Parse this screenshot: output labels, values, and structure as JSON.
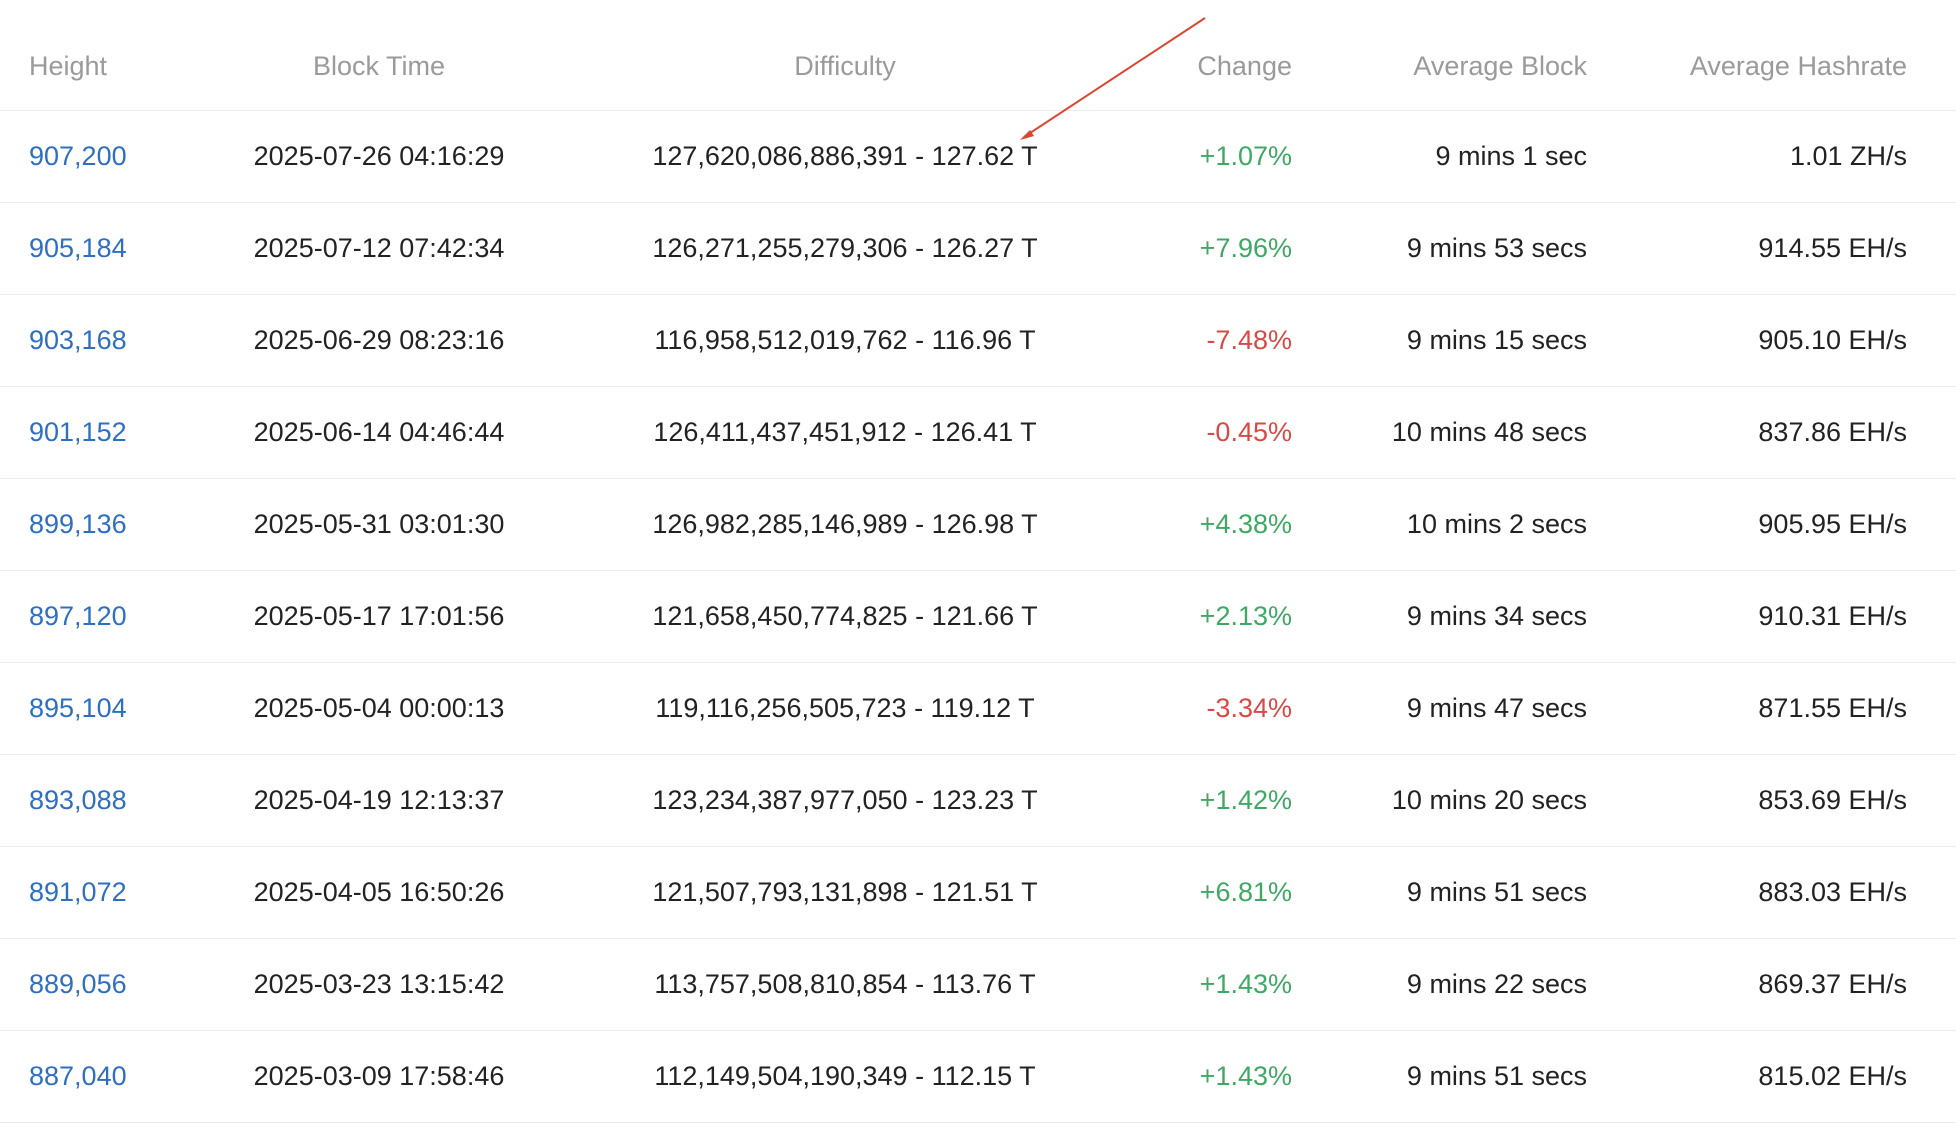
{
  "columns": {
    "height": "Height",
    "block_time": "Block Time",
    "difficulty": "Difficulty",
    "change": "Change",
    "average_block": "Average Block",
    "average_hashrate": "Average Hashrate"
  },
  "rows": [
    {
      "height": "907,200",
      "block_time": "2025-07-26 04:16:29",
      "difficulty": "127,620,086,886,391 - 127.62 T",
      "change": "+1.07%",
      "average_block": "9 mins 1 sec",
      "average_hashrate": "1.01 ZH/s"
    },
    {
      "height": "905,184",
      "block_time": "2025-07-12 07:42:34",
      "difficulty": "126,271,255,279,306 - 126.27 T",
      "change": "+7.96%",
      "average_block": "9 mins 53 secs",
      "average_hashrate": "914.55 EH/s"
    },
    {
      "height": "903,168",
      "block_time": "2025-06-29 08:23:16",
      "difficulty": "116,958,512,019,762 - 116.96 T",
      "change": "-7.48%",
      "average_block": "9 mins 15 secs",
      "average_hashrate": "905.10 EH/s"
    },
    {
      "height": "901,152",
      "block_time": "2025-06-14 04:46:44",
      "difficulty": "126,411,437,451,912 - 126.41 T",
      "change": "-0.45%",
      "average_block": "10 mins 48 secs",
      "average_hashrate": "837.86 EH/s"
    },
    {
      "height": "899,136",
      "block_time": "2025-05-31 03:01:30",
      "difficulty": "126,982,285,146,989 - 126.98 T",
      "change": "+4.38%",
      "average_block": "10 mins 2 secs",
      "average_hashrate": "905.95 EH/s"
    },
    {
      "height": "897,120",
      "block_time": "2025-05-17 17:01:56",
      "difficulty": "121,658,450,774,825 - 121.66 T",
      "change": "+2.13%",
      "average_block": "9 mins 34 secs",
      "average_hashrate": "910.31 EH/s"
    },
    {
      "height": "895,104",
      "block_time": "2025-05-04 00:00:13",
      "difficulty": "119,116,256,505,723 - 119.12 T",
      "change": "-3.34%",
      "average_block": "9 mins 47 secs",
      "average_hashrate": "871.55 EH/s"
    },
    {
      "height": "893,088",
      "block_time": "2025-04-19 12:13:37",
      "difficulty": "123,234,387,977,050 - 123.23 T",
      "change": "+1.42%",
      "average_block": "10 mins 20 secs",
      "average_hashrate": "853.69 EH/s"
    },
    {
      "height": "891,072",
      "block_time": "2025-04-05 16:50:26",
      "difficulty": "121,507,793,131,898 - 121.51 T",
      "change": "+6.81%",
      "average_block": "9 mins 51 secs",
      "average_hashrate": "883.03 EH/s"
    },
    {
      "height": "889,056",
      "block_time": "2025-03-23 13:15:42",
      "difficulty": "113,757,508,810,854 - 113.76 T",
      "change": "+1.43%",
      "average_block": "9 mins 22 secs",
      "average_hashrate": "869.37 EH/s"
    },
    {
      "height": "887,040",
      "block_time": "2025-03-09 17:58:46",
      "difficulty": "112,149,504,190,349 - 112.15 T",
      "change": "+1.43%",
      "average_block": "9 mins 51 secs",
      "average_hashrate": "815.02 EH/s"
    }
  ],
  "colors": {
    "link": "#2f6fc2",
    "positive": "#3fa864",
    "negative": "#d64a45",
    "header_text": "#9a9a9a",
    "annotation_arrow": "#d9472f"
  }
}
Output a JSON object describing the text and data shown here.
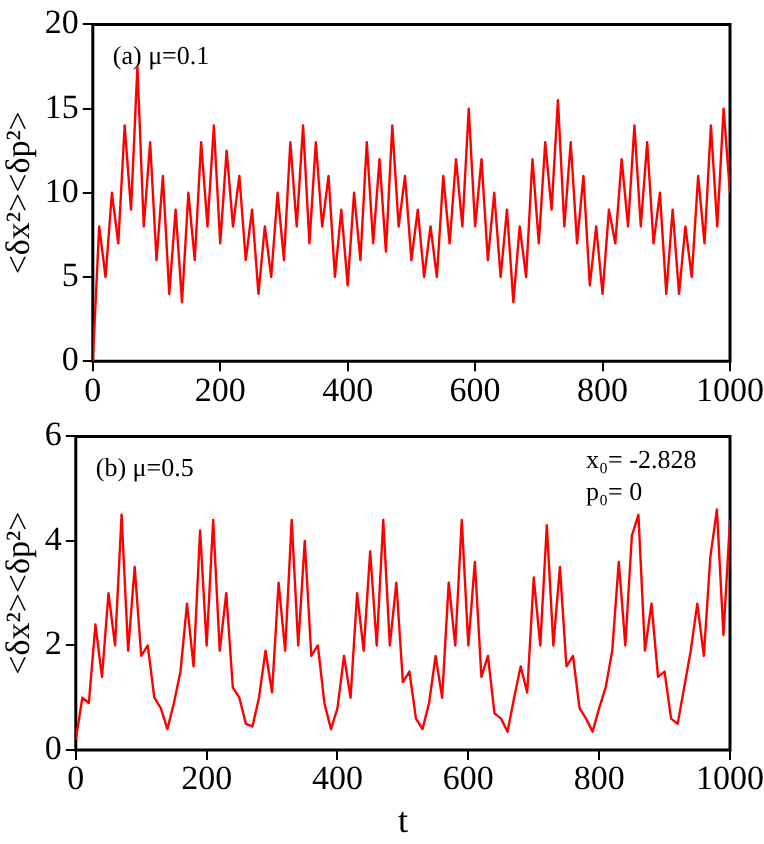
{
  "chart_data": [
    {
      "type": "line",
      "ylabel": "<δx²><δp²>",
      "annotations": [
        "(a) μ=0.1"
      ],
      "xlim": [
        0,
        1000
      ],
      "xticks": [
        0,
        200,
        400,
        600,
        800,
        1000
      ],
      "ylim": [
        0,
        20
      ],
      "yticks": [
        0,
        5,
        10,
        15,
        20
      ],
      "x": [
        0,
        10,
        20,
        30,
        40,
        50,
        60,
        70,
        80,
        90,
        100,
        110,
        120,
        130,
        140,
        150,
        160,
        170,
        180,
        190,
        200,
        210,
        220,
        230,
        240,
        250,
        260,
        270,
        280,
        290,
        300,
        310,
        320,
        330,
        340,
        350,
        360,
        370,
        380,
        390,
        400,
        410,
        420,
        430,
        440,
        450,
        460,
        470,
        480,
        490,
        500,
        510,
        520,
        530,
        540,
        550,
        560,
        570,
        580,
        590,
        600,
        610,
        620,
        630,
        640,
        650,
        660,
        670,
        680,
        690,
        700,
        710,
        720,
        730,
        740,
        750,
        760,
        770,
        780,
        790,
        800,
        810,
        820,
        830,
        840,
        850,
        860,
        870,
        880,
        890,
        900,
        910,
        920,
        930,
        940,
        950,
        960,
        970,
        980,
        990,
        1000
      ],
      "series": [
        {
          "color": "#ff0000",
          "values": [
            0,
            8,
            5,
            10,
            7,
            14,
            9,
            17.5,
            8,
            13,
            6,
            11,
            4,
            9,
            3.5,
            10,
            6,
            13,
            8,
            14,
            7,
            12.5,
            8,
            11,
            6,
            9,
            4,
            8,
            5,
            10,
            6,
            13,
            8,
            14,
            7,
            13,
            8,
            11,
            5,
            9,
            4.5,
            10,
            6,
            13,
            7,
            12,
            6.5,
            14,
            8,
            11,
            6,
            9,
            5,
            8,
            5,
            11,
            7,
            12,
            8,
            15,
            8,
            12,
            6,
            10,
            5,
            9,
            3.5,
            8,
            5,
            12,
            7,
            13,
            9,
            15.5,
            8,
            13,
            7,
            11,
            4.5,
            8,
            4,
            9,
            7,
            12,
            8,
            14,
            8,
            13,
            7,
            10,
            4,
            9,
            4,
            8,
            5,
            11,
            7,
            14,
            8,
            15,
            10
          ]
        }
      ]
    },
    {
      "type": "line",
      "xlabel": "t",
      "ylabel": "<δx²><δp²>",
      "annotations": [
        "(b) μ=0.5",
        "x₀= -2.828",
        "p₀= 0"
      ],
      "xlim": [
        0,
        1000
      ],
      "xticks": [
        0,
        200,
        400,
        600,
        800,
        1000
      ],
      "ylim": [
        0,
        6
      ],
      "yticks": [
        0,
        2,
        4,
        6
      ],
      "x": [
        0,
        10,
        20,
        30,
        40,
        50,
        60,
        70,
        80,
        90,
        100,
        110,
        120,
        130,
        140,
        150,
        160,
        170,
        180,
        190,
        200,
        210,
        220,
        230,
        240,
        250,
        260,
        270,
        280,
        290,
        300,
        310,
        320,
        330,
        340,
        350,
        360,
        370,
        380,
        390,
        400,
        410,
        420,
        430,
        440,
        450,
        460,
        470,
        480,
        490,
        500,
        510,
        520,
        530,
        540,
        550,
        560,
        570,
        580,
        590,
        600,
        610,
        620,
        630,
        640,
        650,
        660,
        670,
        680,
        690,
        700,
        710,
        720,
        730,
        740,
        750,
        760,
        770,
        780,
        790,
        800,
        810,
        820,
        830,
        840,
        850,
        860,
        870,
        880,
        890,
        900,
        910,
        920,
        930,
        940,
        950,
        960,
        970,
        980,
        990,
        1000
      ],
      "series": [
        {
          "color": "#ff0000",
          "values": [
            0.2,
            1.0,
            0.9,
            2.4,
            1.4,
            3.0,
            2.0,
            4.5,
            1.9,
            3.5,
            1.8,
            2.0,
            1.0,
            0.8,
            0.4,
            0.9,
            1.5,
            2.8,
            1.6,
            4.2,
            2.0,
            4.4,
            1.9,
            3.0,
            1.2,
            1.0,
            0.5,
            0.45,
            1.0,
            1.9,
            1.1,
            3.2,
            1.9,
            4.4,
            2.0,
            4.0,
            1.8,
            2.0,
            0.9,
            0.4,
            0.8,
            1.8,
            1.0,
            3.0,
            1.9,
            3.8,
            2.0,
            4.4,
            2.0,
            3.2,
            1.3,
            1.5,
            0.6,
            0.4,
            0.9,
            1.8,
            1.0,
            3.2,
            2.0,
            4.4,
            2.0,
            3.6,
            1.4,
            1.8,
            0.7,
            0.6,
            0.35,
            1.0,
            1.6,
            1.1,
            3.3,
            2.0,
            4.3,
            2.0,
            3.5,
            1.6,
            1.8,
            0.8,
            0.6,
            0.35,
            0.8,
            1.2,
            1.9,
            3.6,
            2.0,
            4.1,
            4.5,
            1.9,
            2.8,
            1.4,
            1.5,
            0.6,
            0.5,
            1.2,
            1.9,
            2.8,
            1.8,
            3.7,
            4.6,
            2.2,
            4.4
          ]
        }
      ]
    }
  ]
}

## To do
Track down all lines above with the string "change" and copy them.

## Exercise solution
    "change": "Change",
      "change": "+1.07%",
      "change": "+7.96%",
      "change": "-7.48%",
      "change": "-0.45%",
      "change": "+4.38%",
      "change": "+2.13%",
      "change": "-3.34%",
      "change": "+1.42%",
      "change": "+6.81%",
      "change": "+1.43%",
      "change": "+1.43%",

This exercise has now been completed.